• What is asked
The listing beneath should be written out in full, exactly as shown.

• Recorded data

◆ ◆ ◆

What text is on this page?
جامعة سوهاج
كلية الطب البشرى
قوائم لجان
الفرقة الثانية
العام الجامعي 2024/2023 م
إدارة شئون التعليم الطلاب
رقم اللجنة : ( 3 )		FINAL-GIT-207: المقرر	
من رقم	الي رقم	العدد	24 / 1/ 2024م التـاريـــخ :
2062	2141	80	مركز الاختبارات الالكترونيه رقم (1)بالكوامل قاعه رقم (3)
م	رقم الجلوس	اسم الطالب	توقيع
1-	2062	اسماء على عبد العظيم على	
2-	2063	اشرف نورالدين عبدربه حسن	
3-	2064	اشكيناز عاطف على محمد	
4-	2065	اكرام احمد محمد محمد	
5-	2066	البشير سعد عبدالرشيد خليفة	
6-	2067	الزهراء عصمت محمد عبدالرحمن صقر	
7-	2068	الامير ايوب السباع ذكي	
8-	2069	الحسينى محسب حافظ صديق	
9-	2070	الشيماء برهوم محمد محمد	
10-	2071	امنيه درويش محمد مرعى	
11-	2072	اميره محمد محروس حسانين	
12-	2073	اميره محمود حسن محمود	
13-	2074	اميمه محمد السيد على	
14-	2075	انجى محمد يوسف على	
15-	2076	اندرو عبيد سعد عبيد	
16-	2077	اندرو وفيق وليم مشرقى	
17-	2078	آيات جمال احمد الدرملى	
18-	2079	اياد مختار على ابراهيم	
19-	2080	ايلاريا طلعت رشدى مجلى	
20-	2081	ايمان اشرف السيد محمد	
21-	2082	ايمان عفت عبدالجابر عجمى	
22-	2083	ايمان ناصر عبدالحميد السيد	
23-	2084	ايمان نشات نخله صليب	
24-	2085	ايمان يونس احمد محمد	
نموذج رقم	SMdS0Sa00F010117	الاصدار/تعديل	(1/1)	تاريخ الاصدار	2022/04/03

◆ ◆ ◆

• In response
What text is on this page?
جامعة سوهاج
كلية الطب البشرى
قوائم لجان
الفرقة الثانية
العام الجامعي 2024/2023 م
إدارة شئون التعليم الطلاب
رقم اللجنة : ( 3 )		FINAL-GIT-207: المقرر	
من رقم	الي رقم	العدد	24 / 1/ 2024م التـاريـــخ :
2062	2141	80	مركز الاختبارات الالكترونيه رقم (1)بالكوامل قاعه رقم (3)
م	رقم الجلوس	اسم الطالب	توقيع
1-	2062	اسماء على عبد العظيم على	
2-	2063	اشرف نورالدين عبدربه حسن	
3-	2064	اشكيناز عاطف على محمد	
4-	2065	اكرام احمد محمد محمد	
5-	2066	البشير سعد عبدالرشيد خليفة	
6-	2067	الزهراء عصمت محمد عبدالرحمن صقر	
7-	2068	الامير ايوب السباع ذكي	
8-	2069	الحسينى محسب حافظ صديق	
9-	2070	الشيماء برهوم محمد محمد	
10-	2071	امنيه درويش محمد مرعى	
11-	2072	اميره محمد محروس حسانين	
12-	2073	اميره محمود حسن محمود	
13-	2074	اميمه محمد السيد على	
14-	2075	انجى محمد يوسف على	
15-	2076	اندرو عبيد سعد عبيد	
16-	2077	اندرو وفيق وليم مشرقى	
17-	2078	آيات جمال احمد الدرملى	
18-	2079	اياد مختار على ابراهيم	
19-	2080	ايلاريا طلعت رشدى مجلى	
20-	2081	ايمان اشرف السيد محمد	
21-	2082	ايمان عفت عبدالجابر عجمى	
22-	2083	ايمان ناصر عبدالحميد السيد	
23-	2084	ايمان نشات نخله صليب	
24-	2085	ايمان يونس احمد محمد	
نموذج رقم	SMdS0Sa00F010117	الاصدار/تعديل	(1/1)	تاريخ الاصدار	2022/04/03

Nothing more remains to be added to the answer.